Locate the word "Accessible" in the entries below, then gather every line that holds it.
☆ ☆ ☆ ☆ ☆ ☆ ☆
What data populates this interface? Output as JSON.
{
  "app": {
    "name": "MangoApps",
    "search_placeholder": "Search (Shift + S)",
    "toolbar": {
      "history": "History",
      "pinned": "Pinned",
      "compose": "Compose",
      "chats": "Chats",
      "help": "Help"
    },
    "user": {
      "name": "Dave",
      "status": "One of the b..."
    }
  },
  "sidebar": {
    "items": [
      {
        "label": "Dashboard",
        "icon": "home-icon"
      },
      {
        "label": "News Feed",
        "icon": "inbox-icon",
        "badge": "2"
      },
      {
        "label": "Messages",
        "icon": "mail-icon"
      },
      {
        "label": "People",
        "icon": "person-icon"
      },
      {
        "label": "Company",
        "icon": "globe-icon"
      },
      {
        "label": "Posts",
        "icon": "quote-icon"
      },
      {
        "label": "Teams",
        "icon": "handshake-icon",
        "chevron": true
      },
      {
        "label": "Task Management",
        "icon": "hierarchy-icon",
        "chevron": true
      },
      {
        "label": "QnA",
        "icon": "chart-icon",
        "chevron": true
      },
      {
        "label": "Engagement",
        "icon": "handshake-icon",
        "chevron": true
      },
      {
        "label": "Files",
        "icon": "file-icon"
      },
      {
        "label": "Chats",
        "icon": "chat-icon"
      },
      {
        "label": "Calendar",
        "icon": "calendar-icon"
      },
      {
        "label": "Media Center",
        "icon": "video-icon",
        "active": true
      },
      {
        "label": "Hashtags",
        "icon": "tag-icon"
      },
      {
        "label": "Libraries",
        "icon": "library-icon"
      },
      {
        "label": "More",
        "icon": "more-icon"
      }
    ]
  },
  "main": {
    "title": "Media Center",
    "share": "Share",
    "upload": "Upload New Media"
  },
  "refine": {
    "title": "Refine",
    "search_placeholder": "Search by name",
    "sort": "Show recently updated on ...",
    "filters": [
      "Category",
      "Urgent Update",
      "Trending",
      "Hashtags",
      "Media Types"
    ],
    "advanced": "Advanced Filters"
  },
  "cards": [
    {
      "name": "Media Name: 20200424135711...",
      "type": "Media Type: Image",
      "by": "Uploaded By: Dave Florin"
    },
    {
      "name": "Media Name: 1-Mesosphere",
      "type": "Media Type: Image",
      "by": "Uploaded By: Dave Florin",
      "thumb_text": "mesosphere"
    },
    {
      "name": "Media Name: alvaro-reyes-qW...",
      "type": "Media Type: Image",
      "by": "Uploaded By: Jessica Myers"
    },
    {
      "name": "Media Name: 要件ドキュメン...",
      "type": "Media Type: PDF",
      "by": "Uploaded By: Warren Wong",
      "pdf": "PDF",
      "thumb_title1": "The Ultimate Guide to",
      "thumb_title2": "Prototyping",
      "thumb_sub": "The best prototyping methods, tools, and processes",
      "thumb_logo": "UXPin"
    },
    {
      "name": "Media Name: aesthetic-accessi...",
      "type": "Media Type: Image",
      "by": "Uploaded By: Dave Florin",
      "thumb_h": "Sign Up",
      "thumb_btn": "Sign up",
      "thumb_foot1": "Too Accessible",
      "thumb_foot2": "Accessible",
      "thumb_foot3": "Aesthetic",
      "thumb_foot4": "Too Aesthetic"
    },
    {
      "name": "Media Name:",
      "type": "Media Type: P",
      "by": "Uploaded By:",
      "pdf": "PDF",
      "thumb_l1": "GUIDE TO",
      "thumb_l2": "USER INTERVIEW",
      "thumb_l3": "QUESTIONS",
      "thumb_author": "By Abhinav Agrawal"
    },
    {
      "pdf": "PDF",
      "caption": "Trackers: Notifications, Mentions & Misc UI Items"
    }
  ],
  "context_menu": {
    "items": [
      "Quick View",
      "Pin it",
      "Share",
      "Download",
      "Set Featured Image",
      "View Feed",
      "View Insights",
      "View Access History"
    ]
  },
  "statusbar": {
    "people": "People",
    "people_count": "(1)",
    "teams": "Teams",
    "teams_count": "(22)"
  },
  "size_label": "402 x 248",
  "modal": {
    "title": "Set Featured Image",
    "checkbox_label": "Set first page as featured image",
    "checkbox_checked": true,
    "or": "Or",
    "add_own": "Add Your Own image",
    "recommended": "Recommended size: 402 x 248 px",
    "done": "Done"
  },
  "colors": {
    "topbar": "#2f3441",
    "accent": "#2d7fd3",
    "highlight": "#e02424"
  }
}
☆ ☆ ☆ ☆ ☆ ☆ ☆
*SOLVED EXERCISE*:
      "thumb_foot1": "Too Accessible",
      "thumb_foot2": "Accessible",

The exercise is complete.